Items:
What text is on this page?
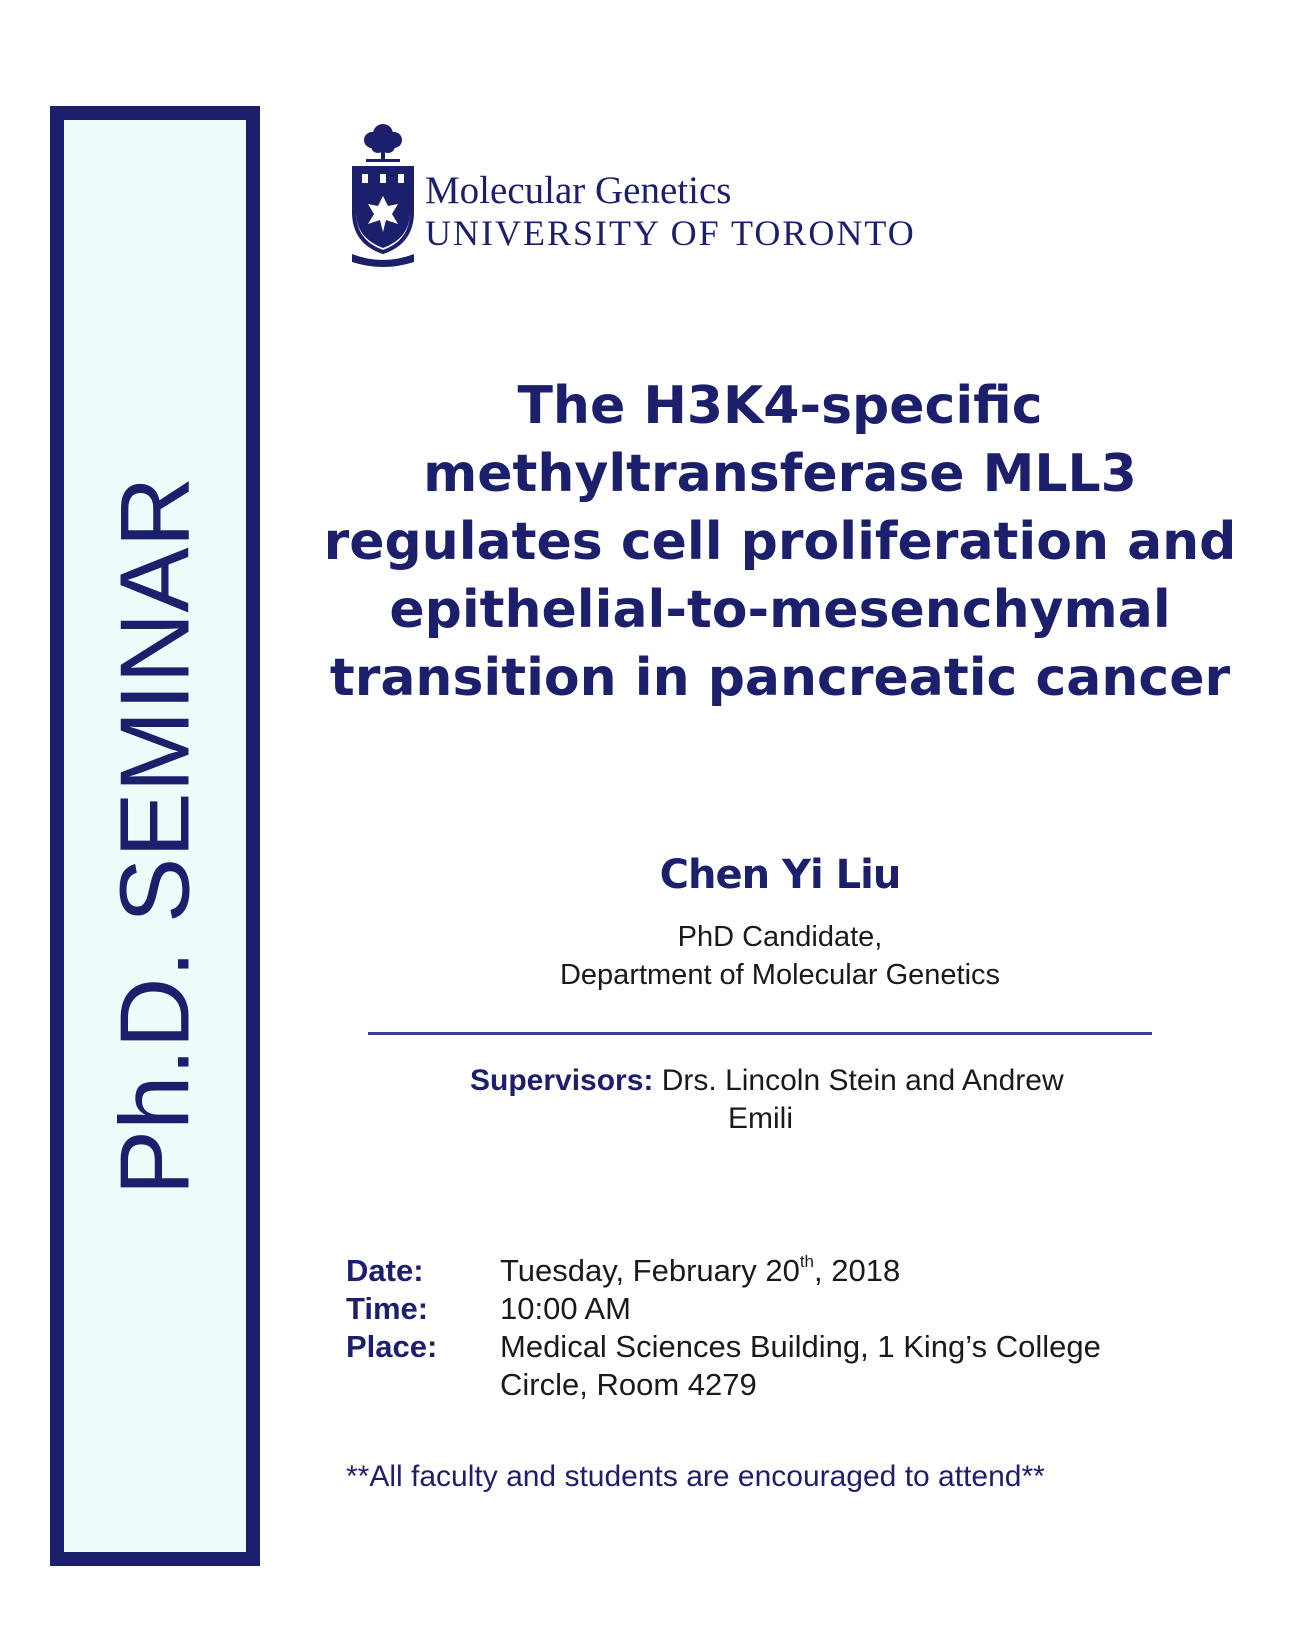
Ph.D. SEMINAR
Molecular Genetics
UNIVERSITY OF TORONTO
The H3K4-specific methyltransferase MLL3 regulates cell proliferation and epithelial-to-mesenchymal transition in pancreatic cancer
Chen Yi Liu
PhD Candidate,
Department of Molecular Genetics
Supervisors: Drs. Lincoln Stein and Andrew
Emili
Date:	Tuesday, February 20th, 2018
Time:	10:00 AM
Place:	Medical Sciences Building, 1 King’s College
Circle, Room 4279
**All faculty and students are encouraged to attend**
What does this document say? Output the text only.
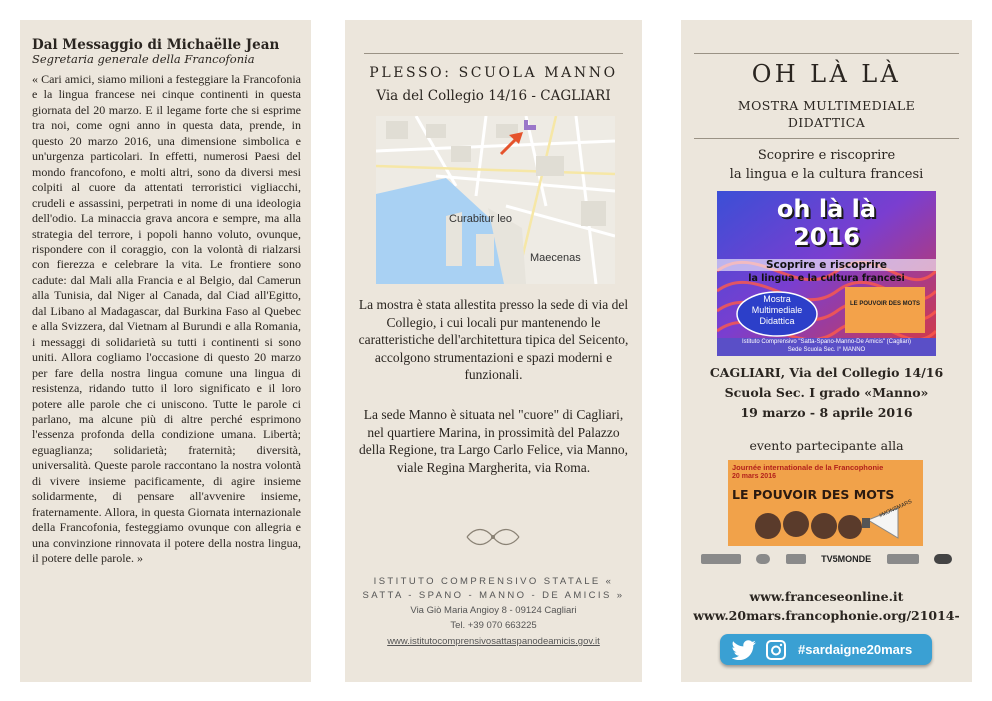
Dal Messaggio di Michaëlle Jean

Segretaria generale della Francofonia

« Cari amici, siamo milioni a festeggiare la Francofonia e la lingua francese nei cinque continenti in questa giornata del 20 marzo. E il legame forte che si esprime tra noi, come ogni anno in questa data, prende, in questo 20 marzo 2016, una dimensione simbolica e un'urgenza particolari. In effetti, numerosi Paesi del mondo francofono, e molti altri, sono da diversi mesi colpiti al cuore da attentati terroristici vigliacchi, crudeli e assassini, perpetrati in nome di una ideologia dell'odio. La minaccia grava ancora e sempre, ma alla strategia del terrore, i popoli hanno voluto, ovunque, rispondere con il coraggio, con la volontà di rialzarsi con fierezza e celebrare la vita. Le frontiere sono cadute: dal Mali alla Francia e al Belgio, dal Camerun alla Tunisia, dal Niger al Canada, dal Ciad all'Egitto, dal Libano al Madagascar, dal Burkina Faso al Quebec e alla Svizzera, dal Vietnam al Burundi e alla Romania, i messaggi di solidarietà su tutti i continenti si sono uniti. Allora cogliamo l'occasione di questo 20 marzo per fare della nostra lingua comune una lingua di resistenza, ridando tutto il loro significato e il loro potere alle parole che ci uniscono. Tutte le parole ci parlano, ma alcune più di altre perché esprimono l'essenza profonda della condizione umana. Libertà; eguaglianza; solidarietà; fraternità; diversità, universalità. Queste parole raccontano la nostra volontà di vivere insieme pacificamente, di agire insieme solidarmente, di pensare all'avvenire insieme, fraternamente. Allora, in questa Giornata internazionale della Francofonia, festeggiamo ovunque con allegria e una convinzione rinnovata il potere della nostra lingua, il potere delle parole. »

PLESSO: SCUOLA MANNO
Via del Collegio 14/16 - CAGLIARI
Curabitur leo
Maecenas

La mostra è stata allestita presso la sede di via del Collegio, i cui locali pur mantenendo le caratteristiche dell'architettura tipica del Seicento, accolgono strumentazioni e spazi moderni e funzionali.

La sede Manno è situata nel "cuore" di Cagliari, nel quartiere Marina, in prossimità del Palazzo della Regione, tra Largo Carlo Felice, via Manno, viale Regina Margherita, via Roma.

ISTITUTO COMPRENSIVO STATALE « SATTA - SPANO - MANNO - DE AMICIS »
Via Giò Maria Angioy 8 - 09124 Cagliari
Tel. +39 070 663225
www.istitutocomprensivosattaspanodeamicis.gov.it
OH LÀ LÀ
MOSTRA MULTIMEDIALE DIDATTICA
Scoprire e riscoprire
la lingua e la cultura francesi
oh là là
2016
Scoprire e riscoprire
la lingua e la cultura francesi
Mostra
Multimediale
Didattica
LE POUVOIR DES MOTS
Istituto Comprensivo "Satta-Spano-Manno-De Amicis" (Cagliari)
Sede Scuola Sec. I° MANNO
CAGLIARI, Via del Collegio 14/16
Scuola Sec. I grado «Manno»
19 marzo - 8 aprile 2016
evento partecipante alla
Journée internationale de la Francophonie
20 mars 2016
LE POUVOIR DES MOTS
#MONSMARS
TV5MONDE
www.franceseonline.it
www.20mars.francophonie.org/21014-
#sardaigne20mars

Aim: Repeat the material above verbatim. Leave the pictures behind.

Result of the task:
What text is on this page?
Ph.D. SEMINAR
Molecular Genetics
UNIVERSITY OF TORONTO
The H3K4-specific methyltransferase MLL3 regulates cell proliferation and epithelial-to-mesenchymal transition in pancreatic cancer
Chen Yi Liu
PhD Candidate,
Department of Molecular Genetics
Supervisors: Drs. Lincoln Stein and Andrew
Emili
Date:	Tuesday, February 20th, 2018
Time:	10:00 AM
Place:	Medical Sciences Building, 1 King’s College
Circle, Room 4279
**All faculty and students are encouraged to attend**
What does this document say? Output the text only.
Dal Messaggio di Michaëlle Jean

Segretaria generale della Francofonia

« Cari amici, siamo milioni a festeggiare la Francofonia e la lingua francese nei cinque continenti in questa giornata del 20 marzo. E il legame forte che si esprime tra noi, come ogni anno in questa data, prende, in questo 20 marzo 2016, una dimensione simbolica e un'urgenza particolari. In effetti, numerosi Paesi del mondo francofono, e molti altri, sono da diversi mesi colpiti al cuore da attentati terroristici vigliacchi, crudeli e assassini, perpetrati in nome di una ideologia dell'odio. La minaccia grava ancora e sempre, ma alla strategia del terrore, i popoli hanno voluto, ovunque, rispondere con il coraggio, con la volontà di rialzarsi con fierezza e celebrare la vita. Le frontiere sono cadute: dal Mali alla Francia e al Belgio, dal Camerun alla Tunisia, dal Niger al Canada, dal Ciad all'Egitto, dal Libano al Madagascar, dal Burkina Faso al Quebec e alla Svizzera, dal Vietnam al Burundi e alla Romania, i messaggi di solidarietà su tutti i continenti si sono uniti. Allora cogliamo l'occasione di questo 20 marzo per fare della nostra lingua comune una lingua di resistenza, ridando tutto il loro significato e il loro potere alle parole che ci uniscono. Tutte le parole ci parlano, ma alcune più di altre perché esprimono l'essenza profonda della condizione umana. Libertà; eguaglianza; solidarietà; fraternità; diversità, universalità. Queste parole raccontano la nostra volontà di vivere insieme pacificamente, di agire insieme solidarmente, di pensare all'avvenire insieme, fraternamente. Allora, in questa Giornata internazionale della Francofonia, festeggiamo ovunque con allegria e una convinzione rinnovata il potere della nostra lingua, il potere delle parole. »

PLESSO: SCUOLA MANNO
Via del Collegio 14/16 - CAGLIARI
Curabitur leo
Maecenas

La mostra è stata allestita presso la sede di via del Collegio, i cui locali pur mantenendo le caratteristiche dell'architettura tipica del Seicento, accolgono strumentazioni e spazi moderni e funzionali.

La sede Manno è situata nel "cuore" di Cagliari, nel quartiere Marina, in prossimità del Palazzo della Regione, tra Largo Carlo Felice, via Manno, viale Regina Margherita, via Roma.

ISTITUTO COMPRENSIVO STATALE « SATTA - SPANO - MANNO - DE AMICIS »
Via Giò Maria Angioy 8 - 09124 Cagliari
Tel. +39 070 663225
www.istitutocomprensivosattaspanodeamicis.gov.it
OH LÀ LÀ
MOSTRA MULTIMEDIALE DIDATTICA
Scoprire e riscoprire
la lingua e la cultura francesi
oh là là
2016
Scoprire e riscoprire
la lingua e la cultura francesi
Mostra
Multimediale
Didattica
LE POUVOIR DES MOTS
Istituto Comprensivo "Satta-Spano-Manno-De Amicis" (Cagliari)
Sede Scuola Sec. I° MANNO
CAGLIARI, Via del Collegio 14/16
Scuola Sec. I grado «Manno»
19 marzo - 8 aprile 2016
evento partecipante alla
Journée internationale de la Francophonie
20 mars 2016
LE POUVOIR DES MOTS
#MONSMARS
TV5MONDE
www.franceseonline.it
www.20mars.francophonie.org/21014-
#sardaigne20mars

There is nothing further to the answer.